> WHAT TO PRODUCE:
Repeat every record below exactly as it appears.

> SOURCE RECORDS:
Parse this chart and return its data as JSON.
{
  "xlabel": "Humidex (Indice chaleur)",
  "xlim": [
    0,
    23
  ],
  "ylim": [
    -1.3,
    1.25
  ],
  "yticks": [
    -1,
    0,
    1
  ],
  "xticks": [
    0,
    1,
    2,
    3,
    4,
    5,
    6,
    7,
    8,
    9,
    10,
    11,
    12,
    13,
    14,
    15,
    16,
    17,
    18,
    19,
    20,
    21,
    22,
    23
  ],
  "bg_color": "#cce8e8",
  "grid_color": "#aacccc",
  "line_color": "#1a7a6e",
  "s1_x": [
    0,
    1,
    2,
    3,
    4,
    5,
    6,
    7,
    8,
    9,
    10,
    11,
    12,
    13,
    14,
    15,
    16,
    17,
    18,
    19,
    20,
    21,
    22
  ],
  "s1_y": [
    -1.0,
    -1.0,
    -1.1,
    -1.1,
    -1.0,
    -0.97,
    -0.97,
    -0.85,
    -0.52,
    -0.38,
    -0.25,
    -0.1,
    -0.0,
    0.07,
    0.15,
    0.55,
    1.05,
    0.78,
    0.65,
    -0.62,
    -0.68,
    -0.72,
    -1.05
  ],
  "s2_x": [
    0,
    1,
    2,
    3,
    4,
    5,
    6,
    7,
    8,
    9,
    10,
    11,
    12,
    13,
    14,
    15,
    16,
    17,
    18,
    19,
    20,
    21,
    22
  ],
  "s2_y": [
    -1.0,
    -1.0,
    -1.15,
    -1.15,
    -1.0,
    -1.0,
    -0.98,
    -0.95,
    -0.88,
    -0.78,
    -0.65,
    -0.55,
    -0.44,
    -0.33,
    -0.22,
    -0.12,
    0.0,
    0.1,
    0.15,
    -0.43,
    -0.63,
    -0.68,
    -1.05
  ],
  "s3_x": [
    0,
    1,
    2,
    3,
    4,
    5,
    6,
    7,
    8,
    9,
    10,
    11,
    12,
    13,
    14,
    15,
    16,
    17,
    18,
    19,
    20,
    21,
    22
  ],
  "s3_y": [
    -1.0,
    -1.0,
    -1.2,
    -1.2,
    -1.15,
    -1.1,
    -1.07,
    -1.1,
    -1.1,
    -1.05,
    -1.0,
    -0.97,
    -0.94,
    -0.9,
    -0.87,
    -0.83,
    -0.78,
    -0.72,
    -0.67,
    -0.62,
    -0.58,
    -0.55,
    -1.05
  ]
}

> SOLUTION TO THIS TASK:
Parse this chart and return its data as JSON.
{
  "xlabel": "Humidex (Indice chaleur)",
  "xlim": [
    0,
    23
  ],
  "ylim": [
    -1.3,
    1.25
  ],
  "yticks": [
    -1,
    0,
    1
  ],
  "xticks": [
    0,
    1,
    2,
    3,
    4,
    5,
    6,
    7,
    8,
    9,
    10,
    11,
    12,
    13,
    14,
    15,
    16,
    17,
    18,
    19,
    20,
    21,
    22,
    23
  ],
  "bg_color": "#cce8e8",
  "grid_color": "#aacccc",
  "line_color": "#1a7a6e",
  "s1_x": [
    0,
    1,
    2,
    3,
    4,
    5,
    6,
    7,
    8,
    9,
    10,
    11,
    12,
    13,
    14,
    15,
    16,
    17,
    18,
    19,
    20,
    21,
    22
  ],
  "s1_y": [
    -1.0,
    -1.0,
    -1.1,
    -1.1,
    -1.0,
    -0.97,
    -0.97,
    -0.85,
    -0.52,
    -0.38,
    -0.25,
    -0.1,
    -0.0,
    0.07,
    0.15,
    0.55,
    1.05,
    0.78,
    0.65,
    -0.62,
    -0.68,
    -0.72,
    -1.05
  ],
  "s2_x": [
    0,
    1,
    2,
    3,
    4,
    5,
    6,
    7,
    8,
    9,
    10,
    11,
    12,
    13,
    14,
    15,
    16,
    17,
    18,
    19,
    20,
    21,
    22
  ],
  "s2_y": [
    -1.0,
    -1.0,
    -1.15,
    -1.15,
    -1.0,
    -1.0,
    -0.98,
    -0.95,
    -0.88,
    -0.78,
    -0.65,
    -0.55,
    -0.44,
    -0.33,
    -0.22,
    -0.12,
    0.0,
    0.1,
    0.15,
    -0.43,
    -0.63,
    -0.68,
    -1.05
  ],
  "s3_x": [
    0,
    1,
    2,
    3,
    4,
    5,
    6,
    7,
    8,
    9,
    10,
    11,
    12,
    13,
    14,
    15,
    16,
    17,
    18,
    19,
    20,
    21,
    22
  ],
  "s3_y": [
    -1.0,
    -1.0,
    -1.2,
    -1.2,
    -1.15,
    -1.1,
    -1.07,
    -1.1,
    -1.1,
    -1.05,
    -1.0,
    -0.97,
    -0.94,
    -0.9,
    -0.87,
    -0.83,
    -0.78,
    -0.72,
    -0.67,
    -0.62,
    -0.58,
    -0.55,
    -1.05
  ]
}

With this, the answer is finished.